**What the exercise asks:** Pictures do not belong in the copy; restate the records below word for word.

———

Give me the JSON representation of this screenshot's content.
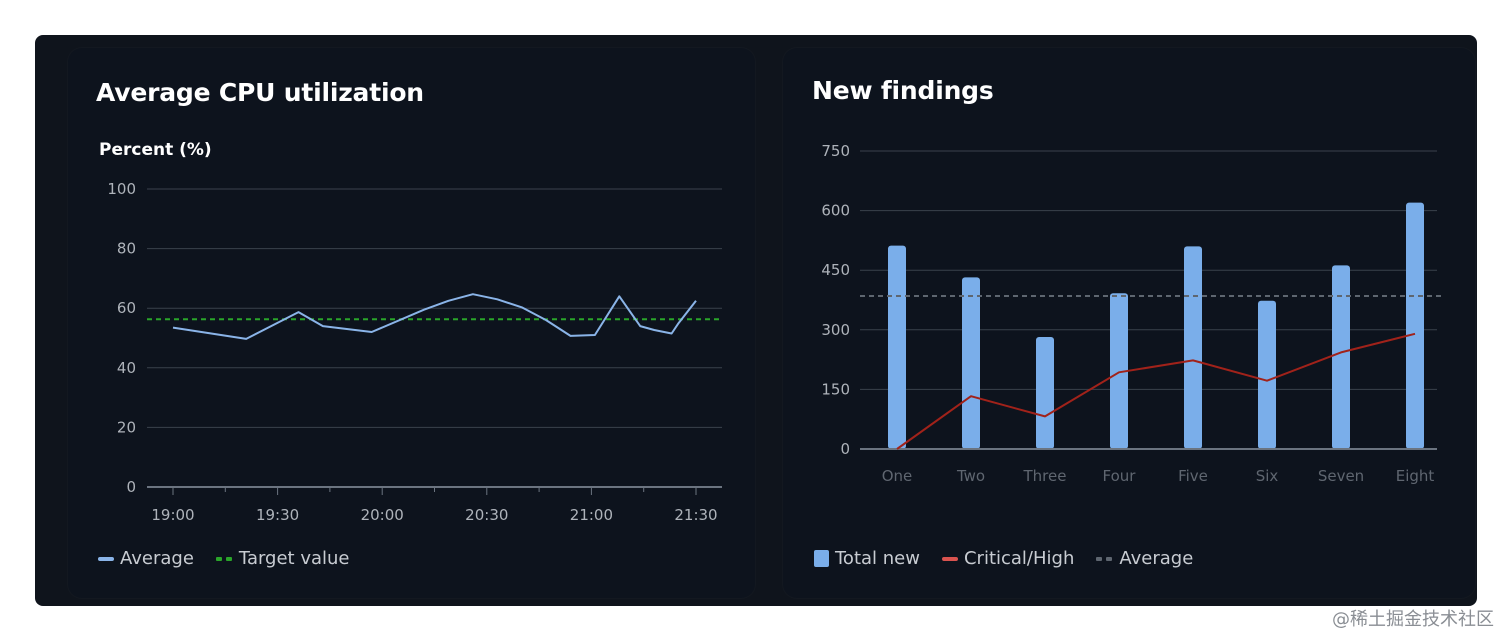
{
  "watermark": "@稀土掘金技术社区",
  "colors": {
    "frame": "#0f141c",
    "card": "#0d131d",
    "grid": "#3a424d",
    "axis": "#6b7480",
    "cpu_line": "#8ab4e8",
    "target": "#2aa52a",
    "bar": "#7aaeea",
    "critical": "#a1221a",
    "average": "#5e6670"
  },
  "cpu_card": {
    "title": "Average CPU utilization",
    "legend": [
      "Average",
      "Target value"
    ]
  },
  "findings_card": {
    "title": "New findings",
    "legend": [
      "Total new",
      "Critical/High",
      "Average"
    ]
  },
  "chart_data": [
    {
      "type": "line",
      "title": "Average CPU utilization",
      "ylabel": "Percent (%)",
      "ylim": [
        0,
        100
      ],
      "yticks": [
        0,
        20,
        40,
        60,
        80,
        100
      ],
      "xlim": [
        0,
        155
      ],
      "xticks": [
        {
          "value": 0,
          "label": "19:00"
        },
        {
          "value": 30,
          "label": "19:30"
        },
        {
          "value": 60,
          "label": "20:00"
        },
        {
          "value": 90,
          "label": "20:30"
        },
        {
          "value": 120,
          "label": "21:00"
        },
        {
          "value": 150,
          "label": "21:30"
        }
      ],
      "x_minor_ticks": [
        15,
        45,
        75,
        105,
        135
      ],
      "series": [
        {
          "name": "Average",
          "x": [
            0,
            21,
            36,
            43,
            57,
            72,
            79,
            86,
            93,
            100,
            107,
            114,
            121,
            128,
            134,
            138,
            143,
            145,
            150
          ],
          "values": [
            53.5,
            49.7,
            58.7,
            54,
            52,
            59.5,
            62.5,
            64.7,
            63,
            60.3,
            56,
            50.7,
            51,
            64,
            54,
            52.7,
            51.5,
            55,
            62.5
          ]
        },
        {
          "name": "Target value",
          "constant": 56.3
        }
      ]
    },
    {
      "type": "bar",
      "title": "New findings",
      "categories": [
        "One",
        "Two",
        "Three",
        "Four",
        "Five",
        "Six",
        "Seven",
        "Eight"
      ],
      "ylim": [
        0,
        750
      ],
      "yticks": [
        0,
        150,
        300,
        450,
        600,
        750
      ],
      "series": [
        {
          "name": "Total new",
          "type": "bar",
          "values": [
            512,
            432,
            282,
            392,
            510,
            373,
            462,
            620
          ]
        },
        {
          "name": "Critical/High",
          "type": "line",
          "values": [
            0,
            133,
            82,
            193,
            223,
            172,
            243,
            290
          ]
        },
        {
          "name": "Average",
          "type": "reference",
          "value": 385
        }
      ]
    }
  ]
}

———

**Finished answer:**
Give me the JSON representation of this screenshot's content.
{
  "watermark": "@稀土掘金技术社区",
  "colors": {
    "frame": "#0f141c",
    "card": "#0d131d",
    "grid": "#3a424d",
    "axis": "#6b7480",
    "cpu_line": "#8ab4e8",
    "target": "#2aa52a",
    "bar": "#7aaeea",
    "critical": "#a1221a",
    "average": "#5e6670"
  },
  "cpu_card": {
    "title": "Average CPU utilization",
    "legend": [
      "Average",
      "Target value"
    ]
  },
  "findings_card": {
    "title": "New findings",
    "legend": [
      "Total new",
      "Critical/High",
      "Average"
    ]
  },
  "chart_data": [
    {
      "type": "line",
      "title": "Average CPU utilization",
      "ylabel": "Percent (%)",
      "ylim": [
        0,
        100
      ],
      "yticks": [
        0,
        20,
        40,
        60,
        80,
        100
      ],
      "xlim": [
        0,
        155
      ],
      "xticks": [
        {
          "value": 0,
          "label": "19:00"
        },
        {
          "value": 30,
          "label": "19:30"
        },
        {
          "value": 60,
          "label": "20:00"
        },
        {
          "value": 90,
          "label": "20:30"
        },
        {
          "value": 120,
          "label": "21:00"
        },
        {
          "value": 150,
          "label": "21:30"
        }
      ],
      "x_minor_ticks": [
        15,
        45,
        75,
        105,
        135
      ],
      "series": [
        {
          "name": "Average",
          "x": [
            0,
            21,
            36,
            43,
            57,
            72,
            79,
            86,
            93,
            100,
            107,
            114,
            121,
            128,
            134,
            138,
            143,
            145,
            150
          ],
          "values": [
            53.5,
            49.7,
            58.7,
            54,
            52,
            59.5,
            62.5,
            64.7,
            63,
            60.3,
            56,
            50.7,
            51,
            64,
            54,
            52.7,
            51.5,
            55,
            62.5
          ]
        },
        {
          "name": "Target value",
          "constant": 56.3
        }
      ]
    },
    {
      "type": "bar",
      "title": "New findings",
      "categories": [
        "One",
        "Two",
        "Three",
        "Four",
        "Five",
        "Six",
        "Seven",
        "Eight"
      ],
      "ylim": [
        0,
        750
      ],
      "yticks": [
        0,
        150,
        300,
        450,
        600,
        750
      ],
      "series": [
        {
          "name": "Total new",
          "type": "bar",
          "values": [
            512,
            432,
            282,
            392,
            510,
            373,
            462,
            620
          ]
        },
        {
          "name": "Critical/High",
          "type": "line",
          "values": [
            0,
            133,
            82,
            193,
            223,
            172,
            243,
            290
          ]
        },
        {
          "name": "Average",
          "type": "reference",
          "value": 385
        }
      ]
    }
  ]
}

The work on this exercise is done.